┌─ Raw records

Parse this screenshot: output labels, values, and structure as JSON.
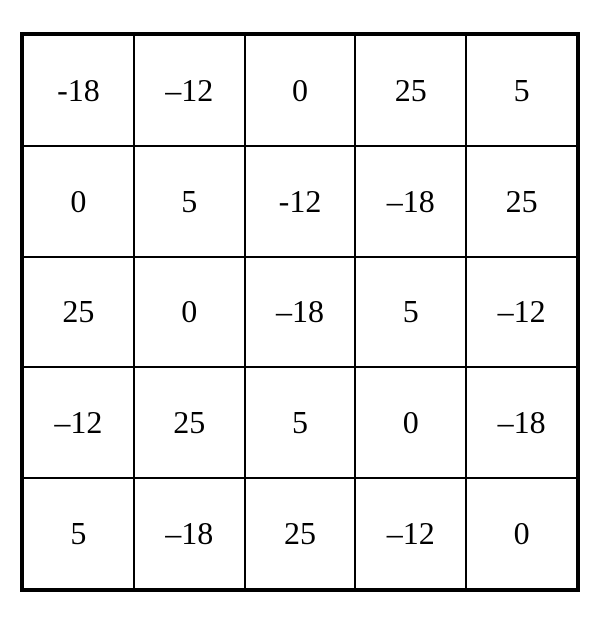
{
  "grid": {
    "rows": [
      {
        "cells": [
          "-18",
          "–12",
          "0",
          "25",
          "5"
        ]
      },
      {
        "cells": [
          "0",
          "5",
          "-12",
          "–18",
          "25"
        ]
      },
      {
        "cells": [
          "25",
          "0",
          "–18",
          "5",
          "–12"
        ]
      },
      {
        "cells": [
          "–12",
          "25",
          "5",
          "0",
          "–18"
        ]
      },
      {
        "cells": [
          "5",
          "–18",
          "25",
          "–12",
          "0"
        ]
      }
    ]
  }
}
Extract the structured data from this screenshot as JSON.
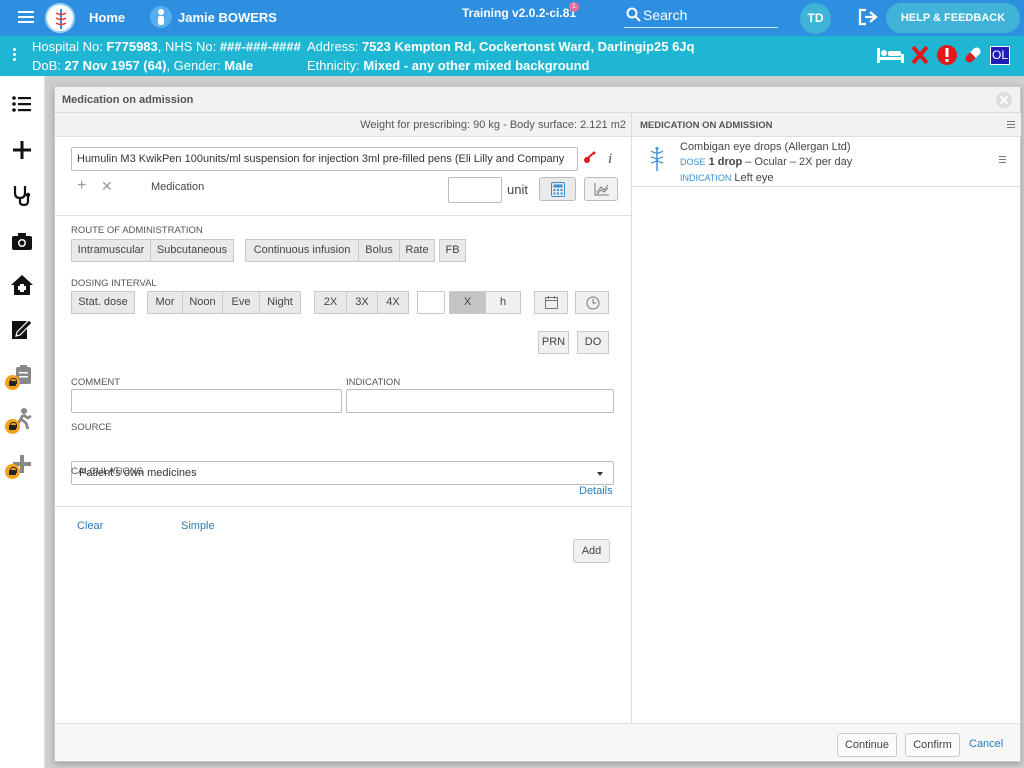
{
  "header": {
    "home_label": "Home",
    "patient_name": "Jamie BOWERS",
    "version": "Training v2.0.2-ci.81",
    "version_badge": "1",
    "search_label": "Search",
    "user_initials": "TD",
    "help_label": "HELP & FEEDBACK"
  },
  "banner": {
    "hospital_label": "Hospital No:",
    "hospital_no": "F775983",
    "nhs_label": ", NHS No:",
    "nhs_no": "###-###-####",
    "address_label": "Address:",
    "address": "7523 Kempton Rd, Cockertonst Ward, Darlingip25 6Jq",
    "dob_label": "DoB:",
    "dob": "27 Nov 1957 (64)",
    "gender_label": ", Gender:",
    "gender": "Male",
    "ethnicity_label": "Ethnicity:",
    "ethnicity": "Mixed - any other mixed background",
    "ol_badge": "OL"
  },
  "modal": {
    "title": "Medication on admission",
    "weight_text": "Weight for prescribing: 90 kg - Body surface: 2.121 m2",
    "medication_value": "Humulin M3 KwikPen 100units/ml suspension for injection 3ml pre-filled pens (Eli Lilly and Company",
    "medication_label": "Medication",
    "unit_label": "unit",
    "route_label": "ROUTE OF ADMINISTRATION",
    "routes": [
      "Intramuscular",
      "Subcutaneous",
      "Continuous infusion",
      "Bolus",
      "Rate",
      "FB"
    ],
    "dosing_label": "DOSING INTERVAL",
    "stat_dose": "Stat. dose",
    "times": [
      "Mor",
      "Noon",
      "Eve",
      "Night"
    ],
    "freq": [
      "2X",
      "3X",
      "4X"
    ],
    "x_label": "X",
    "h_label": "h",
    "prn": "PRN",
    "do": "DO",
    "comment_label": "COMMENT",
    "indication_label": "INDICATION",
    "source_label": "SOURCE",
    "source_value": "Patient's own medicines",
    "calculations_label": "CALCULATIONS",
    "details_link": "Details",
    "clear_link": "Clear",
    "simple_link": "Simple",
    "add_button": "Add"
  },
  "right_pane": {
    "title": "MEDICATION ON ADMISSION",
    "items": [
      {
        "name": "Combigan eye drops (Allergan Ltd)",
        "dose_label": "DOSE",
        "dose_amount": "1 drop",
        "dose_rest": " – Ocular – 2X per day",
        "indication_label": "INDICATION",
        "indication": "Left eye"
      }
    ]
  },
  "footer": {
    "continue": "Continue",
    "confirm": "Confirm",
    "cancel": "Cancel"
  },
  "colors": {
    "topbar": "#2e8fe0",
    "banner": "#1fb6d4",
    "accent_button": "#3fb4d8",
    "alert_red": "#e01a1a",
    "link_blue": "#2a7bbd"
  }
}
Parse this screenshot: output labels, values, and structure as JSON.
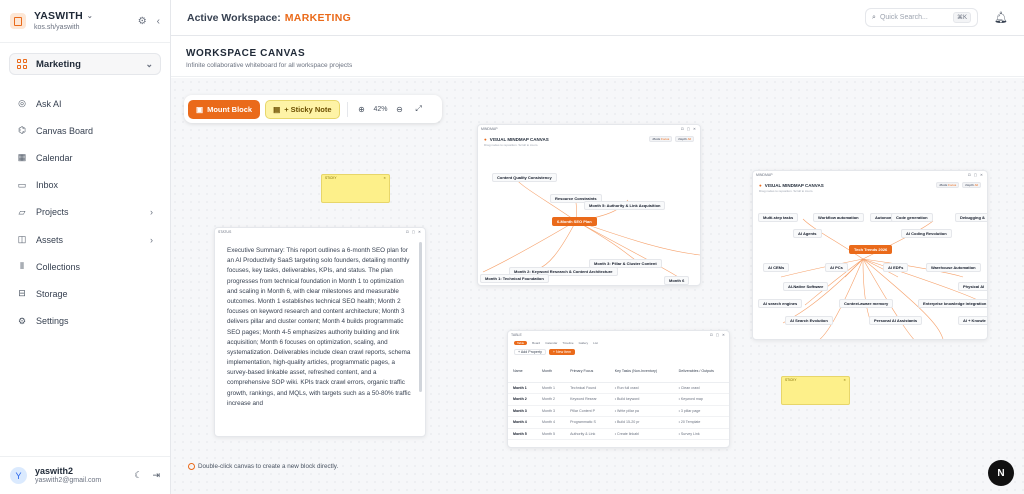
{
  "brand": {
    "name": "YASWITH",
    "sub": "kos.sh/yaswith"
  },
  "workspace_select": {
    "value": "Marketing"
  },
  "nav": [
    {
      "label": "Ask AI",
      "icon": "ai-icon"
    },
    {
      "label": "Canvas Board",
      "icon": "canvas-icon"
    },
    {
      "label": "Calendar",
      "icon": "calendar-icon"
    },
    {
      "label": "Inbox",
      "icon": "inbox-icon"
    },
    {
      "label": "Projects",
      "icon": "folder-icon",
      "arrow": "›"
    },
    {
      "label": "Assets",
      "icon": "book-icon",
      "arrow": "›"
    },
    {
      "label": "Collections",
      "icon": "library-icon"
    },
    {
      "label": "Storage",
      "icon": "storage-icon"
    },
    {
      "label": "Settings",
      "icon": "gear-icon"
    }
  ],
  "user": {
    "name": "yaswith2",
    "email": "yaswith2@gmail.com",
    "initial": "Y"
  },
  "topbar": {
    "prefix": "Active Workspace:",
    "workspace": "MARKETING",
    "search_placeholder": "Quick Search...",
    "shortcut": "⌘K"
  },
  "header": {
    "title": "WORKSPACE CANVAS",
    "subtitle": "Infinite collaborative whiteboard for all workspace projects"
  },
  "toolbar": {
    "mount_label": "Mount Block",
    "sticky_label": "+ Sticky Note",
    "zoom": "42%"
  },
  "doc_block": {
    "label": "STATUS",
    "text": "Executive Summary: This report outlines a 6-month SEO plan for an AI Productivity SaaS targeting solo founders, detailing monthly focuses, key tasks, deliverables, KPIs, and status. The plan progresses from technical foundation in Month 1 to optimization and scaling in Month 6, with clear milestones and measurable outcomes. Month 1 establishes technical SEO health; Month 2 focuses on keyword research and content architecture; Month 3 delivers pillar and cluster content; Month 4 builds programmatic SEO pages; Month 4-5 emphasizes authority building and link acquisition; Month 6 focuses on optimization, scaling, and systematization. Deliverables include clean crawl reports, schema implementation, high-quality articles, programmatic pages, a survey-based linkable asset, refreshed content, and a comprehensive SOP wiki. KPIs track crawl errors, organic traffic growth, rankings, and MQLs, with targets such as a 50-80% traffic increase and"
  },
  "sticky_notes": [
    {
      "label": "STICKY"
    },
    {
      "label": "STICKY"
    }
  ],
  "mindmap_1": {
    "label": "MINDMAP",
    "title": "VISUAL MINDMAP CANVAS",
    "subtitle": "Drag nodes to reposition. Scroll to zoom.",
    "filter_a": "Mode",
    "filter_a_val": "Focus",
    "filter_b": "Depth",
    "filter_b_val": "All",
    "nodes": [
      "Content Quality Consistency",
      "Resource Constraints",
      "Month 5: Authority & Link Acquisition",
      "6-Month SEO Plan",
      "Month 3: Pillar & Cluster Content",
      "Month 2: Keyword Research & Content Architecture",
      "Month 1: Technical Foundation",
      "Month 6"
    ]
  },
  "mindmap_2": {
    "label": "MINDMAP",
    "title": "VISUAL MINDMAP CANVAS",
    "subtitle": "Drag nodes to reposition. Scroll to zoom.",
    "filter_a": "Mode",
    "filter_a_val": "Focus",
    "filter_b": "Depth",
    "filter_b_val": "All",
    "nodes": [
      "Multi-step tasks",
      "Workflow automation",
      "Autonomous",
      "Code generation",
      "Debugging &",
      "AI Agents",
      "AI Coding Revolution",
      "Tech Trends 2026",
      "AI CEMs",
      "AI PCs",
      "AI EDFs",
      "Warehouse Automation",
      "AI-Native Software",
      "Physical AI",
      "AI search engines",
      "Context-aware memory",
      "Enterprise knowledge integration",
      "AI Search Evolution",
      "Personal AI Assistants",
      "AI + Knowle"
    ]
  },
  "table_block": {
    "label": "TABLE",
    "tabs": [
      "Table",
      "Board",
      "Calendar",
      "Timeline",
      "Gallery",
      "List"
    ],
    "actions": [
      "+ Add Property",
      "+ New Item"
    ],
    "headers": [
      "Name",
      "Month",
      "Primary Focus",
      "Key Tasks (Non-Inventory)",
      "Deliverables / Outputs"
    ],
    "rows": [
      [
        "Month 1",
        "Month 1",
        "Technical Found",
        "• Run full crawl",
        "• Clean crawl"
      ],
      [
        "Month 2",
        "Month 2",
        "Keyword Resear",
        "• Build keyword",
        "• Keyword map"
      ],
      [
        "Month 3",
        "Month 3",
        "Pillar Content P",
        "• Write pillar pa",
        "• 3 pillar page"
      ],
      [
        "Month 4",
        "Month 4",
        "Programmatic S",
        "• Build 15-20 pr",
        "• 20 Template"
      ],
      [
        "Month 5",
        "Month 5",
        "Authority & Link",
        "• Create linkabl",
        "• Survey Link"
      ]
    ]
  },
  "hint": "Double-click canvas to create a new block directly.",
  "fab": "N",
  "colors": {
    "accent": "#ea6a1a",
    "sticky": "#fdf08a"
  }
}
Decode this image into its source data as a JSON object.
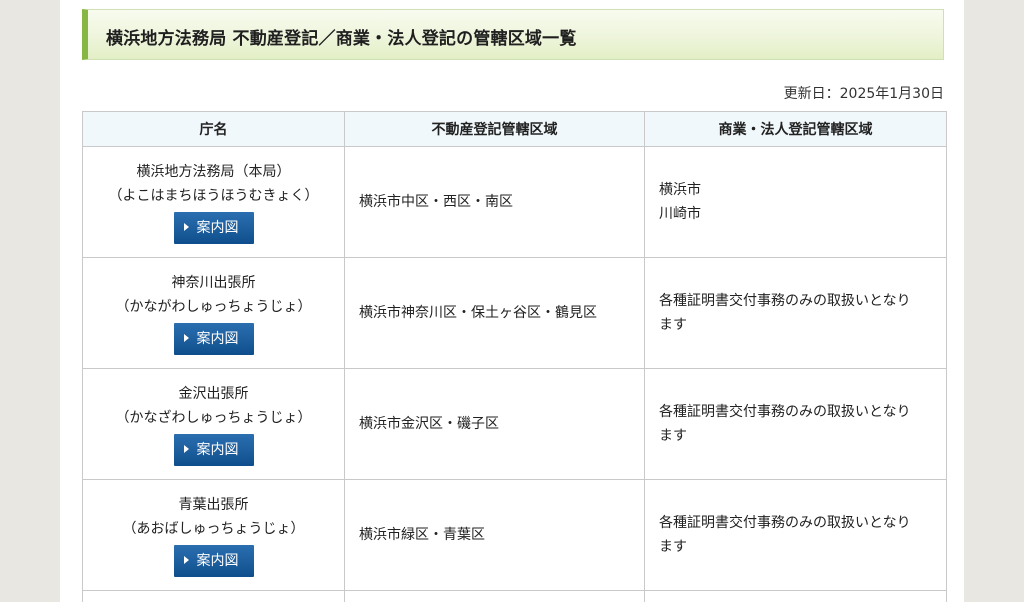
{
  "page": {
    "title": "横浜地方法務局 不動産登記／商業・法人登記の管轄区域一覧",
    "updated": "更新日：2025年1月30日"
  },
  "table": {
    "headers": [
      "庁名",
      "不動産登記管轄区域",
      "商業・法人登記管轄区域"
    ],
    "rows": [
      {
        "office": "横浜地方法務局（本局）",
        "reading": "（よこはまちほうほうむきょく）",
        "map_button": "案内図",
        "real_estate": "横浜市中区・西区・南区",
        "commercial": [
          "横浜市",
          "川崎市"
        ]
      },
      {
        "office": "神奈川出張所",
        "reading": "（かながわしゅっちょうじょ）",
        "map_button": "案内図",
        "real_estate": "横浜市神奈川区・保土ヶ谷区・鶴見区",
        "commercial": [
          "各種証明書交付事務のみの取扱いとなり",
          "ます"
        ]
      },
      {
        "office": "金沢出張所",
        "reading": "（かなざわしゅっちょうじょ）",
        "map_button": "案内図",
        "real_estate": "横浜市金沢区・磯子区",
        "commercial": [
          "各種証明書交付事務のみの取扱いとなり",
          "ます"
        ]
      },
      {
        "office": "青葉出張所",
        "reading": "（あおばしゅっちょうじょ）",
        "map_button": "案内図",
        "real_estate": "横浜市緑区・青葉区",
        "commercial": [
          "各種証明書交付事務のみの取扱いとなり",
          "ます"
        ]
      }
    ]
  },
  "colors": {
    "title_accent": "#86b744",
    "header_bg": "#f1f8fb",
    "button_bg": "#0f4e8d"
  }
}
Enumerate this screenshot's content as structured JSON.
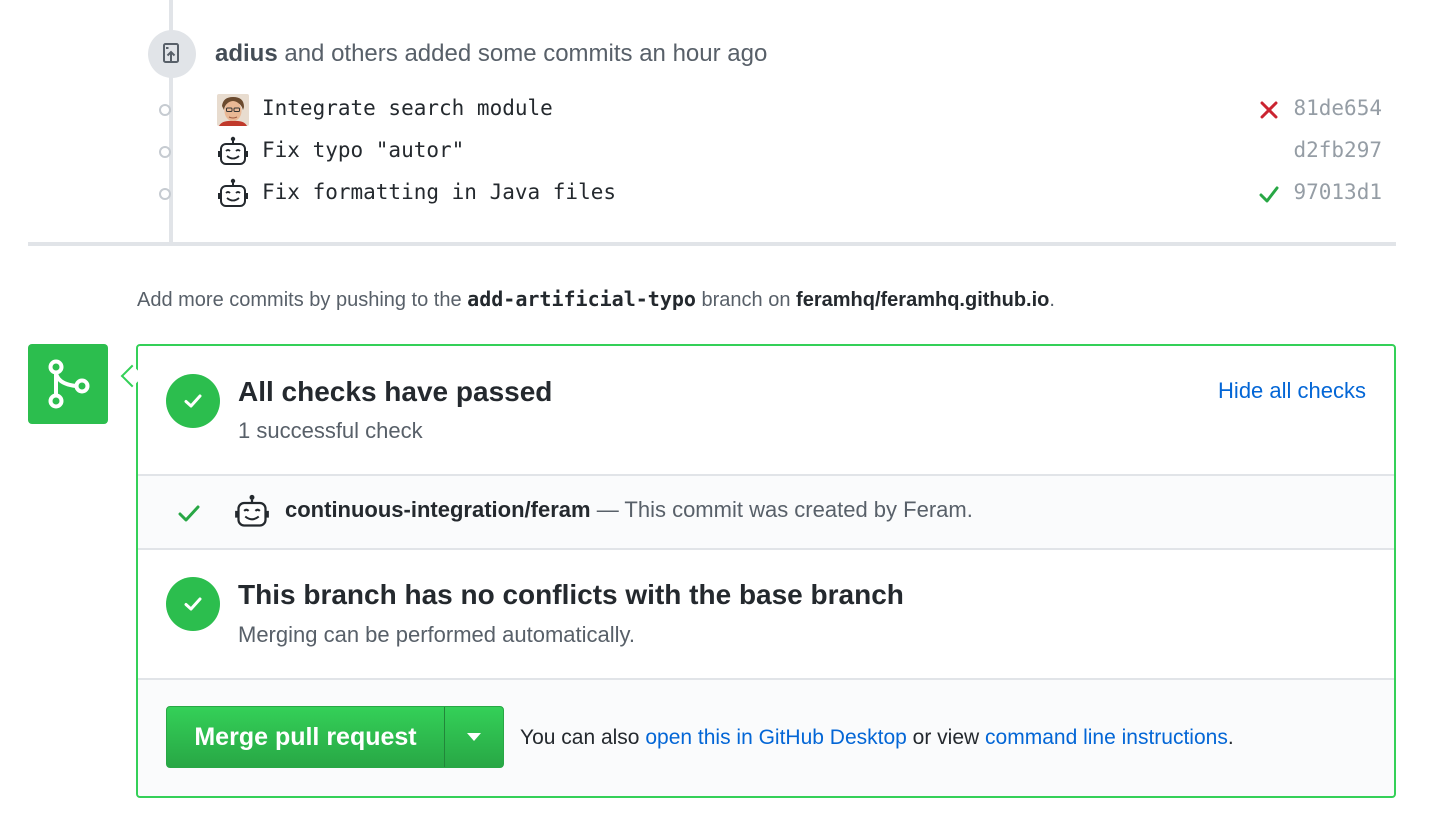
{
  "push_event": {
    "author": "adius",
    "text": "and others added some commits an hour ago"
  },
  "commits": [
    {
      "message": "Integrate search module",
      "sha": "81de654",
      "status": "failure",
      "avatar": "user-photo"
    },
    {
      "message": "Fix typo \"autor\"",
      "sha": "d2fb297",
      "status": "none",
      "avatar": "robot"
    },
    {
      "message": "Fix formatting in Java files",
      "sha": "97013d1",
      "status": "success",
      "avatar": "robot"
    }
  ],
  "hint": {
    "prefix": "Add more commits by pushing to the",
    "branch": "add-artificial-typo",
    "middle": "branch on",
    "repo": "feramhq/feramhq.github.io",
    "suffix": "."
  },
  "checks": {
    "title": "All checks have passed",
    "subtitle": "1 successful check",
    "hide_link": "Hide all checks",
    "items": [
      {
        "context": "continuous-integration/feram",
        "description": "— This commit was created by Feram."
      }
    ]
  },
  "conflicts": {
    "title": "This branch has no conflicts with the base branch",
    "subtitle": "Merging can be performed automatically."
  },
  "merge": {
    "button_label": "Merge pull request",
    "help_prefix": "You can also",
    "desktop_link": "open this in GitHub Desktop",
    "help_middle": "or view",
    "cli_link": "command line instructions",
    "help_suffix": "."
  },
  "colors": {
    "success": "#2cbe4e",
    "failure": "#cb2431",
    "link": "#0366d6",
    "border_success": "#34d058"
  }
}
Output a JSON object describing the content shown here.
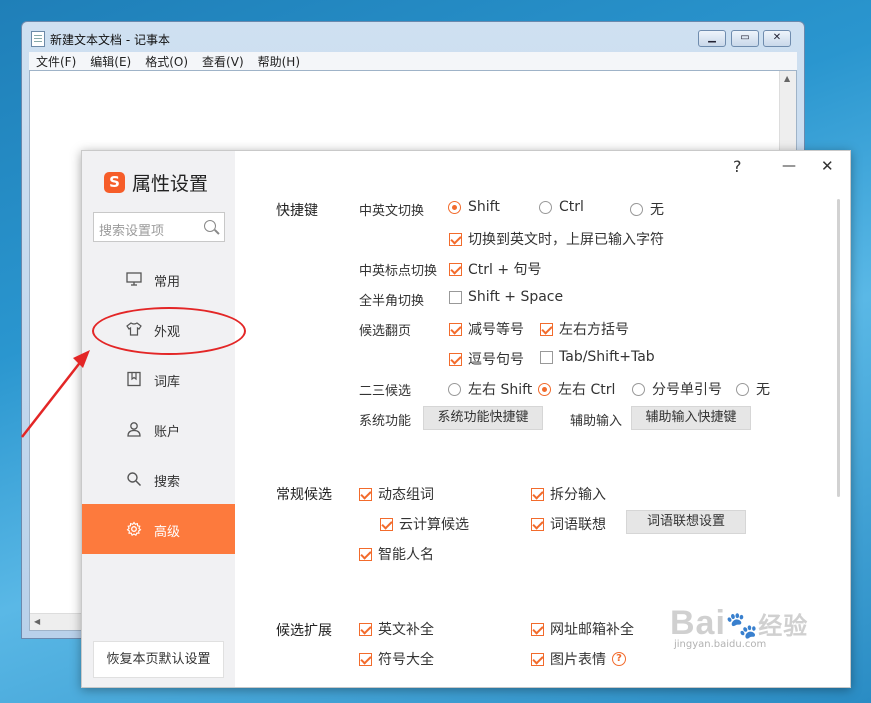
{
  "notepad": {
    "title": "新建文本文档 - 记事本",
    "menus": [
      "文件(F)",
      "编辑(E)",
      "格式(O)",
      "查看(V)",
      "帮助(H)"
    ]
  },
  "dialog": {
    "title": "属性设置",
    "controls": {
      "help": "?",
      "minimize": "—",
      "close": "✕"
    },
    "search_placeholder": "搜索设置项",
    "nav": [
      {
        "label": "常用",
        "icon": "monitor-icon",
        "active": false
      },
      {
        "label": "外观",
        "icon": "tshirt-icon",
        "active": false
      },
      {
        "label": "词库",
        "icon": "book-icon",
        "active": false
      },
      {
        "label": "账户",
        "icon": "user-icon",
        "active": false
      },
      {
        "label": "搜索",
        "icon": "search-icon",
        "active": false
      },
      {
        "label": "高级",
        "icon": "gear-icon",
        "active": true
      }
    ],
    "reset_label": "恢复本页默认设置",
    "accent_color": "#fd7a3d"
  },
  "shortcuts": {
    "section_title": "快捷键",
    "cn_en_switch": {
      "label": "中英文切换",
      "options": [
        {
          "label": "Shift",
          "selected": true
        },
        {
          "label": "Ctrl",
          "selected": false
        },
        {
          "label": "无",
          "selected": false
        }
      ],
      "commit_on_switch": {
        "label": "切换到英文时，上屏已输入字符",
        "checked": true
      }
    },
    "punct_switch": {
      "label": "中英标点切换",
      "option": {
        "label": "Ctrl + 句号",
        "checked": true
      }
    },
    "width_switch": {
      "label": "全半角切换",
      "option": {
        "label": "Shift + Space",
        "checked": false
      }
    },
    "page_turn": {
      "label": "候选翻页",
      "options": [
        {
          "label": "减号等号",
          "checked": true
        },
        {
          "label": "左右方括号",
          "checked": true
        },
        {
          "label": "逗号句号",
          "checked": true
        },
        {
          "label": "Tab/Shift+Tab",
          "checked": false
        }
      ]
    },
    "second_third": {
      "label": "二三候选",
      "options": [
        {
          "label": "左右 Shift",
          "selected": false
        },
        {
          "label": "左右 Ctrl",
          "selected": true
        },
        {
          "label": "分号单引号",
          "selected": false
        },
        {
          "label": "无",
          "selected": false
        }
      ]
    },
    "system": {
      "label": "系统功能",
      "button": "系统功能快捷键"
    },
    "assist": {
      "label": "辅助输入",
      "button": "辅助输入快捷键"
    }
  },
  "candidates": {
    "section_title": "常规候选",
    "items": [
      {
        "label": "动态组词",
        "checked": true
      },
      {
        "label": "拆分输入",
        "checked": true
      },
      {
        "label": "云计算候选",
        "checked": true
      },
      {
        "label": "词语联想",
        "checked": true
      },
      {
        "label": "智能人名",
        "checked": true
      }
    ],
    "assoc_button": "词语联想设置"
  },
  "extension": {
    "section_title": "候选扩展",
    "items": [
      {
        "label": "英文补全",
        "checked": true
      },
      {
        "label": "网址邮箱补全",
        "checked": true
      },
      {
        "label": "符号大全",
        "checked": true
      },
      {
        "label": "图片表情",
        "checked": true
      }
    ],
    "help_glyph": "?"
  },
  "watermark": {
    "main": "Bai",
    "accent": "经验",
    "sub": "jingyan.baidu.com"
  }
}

└─

— Exercise details —
Check each line above for the string "Ctrl" and show the ones that have it.

— Result of the exercise —
          "label": "Ctrl",
        "label": "Ctrl + 句号",
          "label": "左右 Ctrl",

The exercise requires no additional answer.